(Extracted records)
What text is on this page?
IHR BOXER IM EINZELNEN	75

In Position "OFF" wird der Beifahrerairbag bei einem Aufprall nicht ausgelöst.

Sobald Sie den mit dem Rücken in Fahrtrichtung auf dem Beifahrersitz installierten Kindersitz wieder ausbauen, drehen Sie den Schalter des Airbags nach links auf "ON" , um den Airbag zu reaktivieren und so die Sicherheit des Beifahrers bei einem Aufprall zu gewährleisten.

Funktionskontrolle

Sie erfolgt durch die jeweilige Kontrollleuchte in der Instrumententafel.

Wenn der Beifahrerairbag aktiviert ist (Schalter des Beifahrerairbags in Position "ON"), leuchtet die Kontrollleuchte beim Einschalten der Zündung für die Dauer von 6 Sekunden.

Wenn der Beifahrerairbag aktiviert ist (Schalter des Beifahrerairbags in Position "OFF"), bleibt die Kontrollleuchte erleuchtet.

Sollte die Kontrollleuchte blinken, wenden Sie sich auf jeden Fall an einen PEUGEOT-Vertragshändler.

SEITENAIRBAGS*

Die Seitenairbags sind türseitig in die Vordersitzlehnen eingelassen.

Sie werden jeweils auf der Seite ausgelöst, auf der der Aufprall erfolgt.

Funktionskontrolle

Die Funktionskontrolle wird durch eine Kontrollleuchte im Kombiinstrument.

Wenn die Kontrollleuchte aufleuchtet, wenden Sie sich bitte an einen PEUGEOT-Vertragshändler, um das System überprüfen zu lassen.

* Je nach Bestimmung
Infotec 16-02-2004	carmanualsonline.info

**REQUIREMENTS**
Output the listing above exactly as it appears.

**WRITTEN ANSWER**
What text is on this page?
IHR BOXER IM EINZELNEN	75

In Position "OFF" wird der Beifahrerairbag bei einem Aufprall nicht ausgelöst.

Sobald Sie den mit dem Rücken in Fahrtrichtung auf dem Beifahrersitz installierten Kindersitz wieder ausbauen, drehen Sie den Schalter des Airbags nach links auf "ON" , um den Airbag zu reaktivieren und so die Sicherheit des Beifahrers bei einem Aufprall zu gewährleisten.

Funktionskontrolle

Sie erfolgt durch die jeweilige Kontrollleuchte in der Instrumententafel.

Wenn der Beifahrerairbag aktiviert ist (Schalter des Beifahrerairbags in Position "ON"), leuchtet die Kontrollleuchte beim Einschalten der Zündung für die Dauer von 6 Sekunden.

Wenn der Beifahrerairbag aktiviert ist (Schalter des Beifahrerairbags in Position "OFF"), bleibt die Kontrollleuchte erleuchtet.

Sollte die Kontrollleuchte blinken, wenden Sie sich auf jeden Fall an einen PEUGEOT-Vertragshändler.

SEITENAIRBAGS*

Die Seitenairbags sind türseitig in die Vordersitzlehnen eingelassen.

Sie werden jeweils auf der Seite ausgelöst, auf der der Aufprall erfolgt.

Funktionskontrolle

Die Funktionskontrolle wird durch eine Kontrollleuchte im Kombiinstrument.

Wenn die Kontrollleuchte aufleuchtet, wenden Sie sich bitte an einen PEUGEOT-Vertragshändler, um das System überprüfen zu lassen.

* Je nach Bestimmung
Infotec 16-02-2004	carmanualsonline.info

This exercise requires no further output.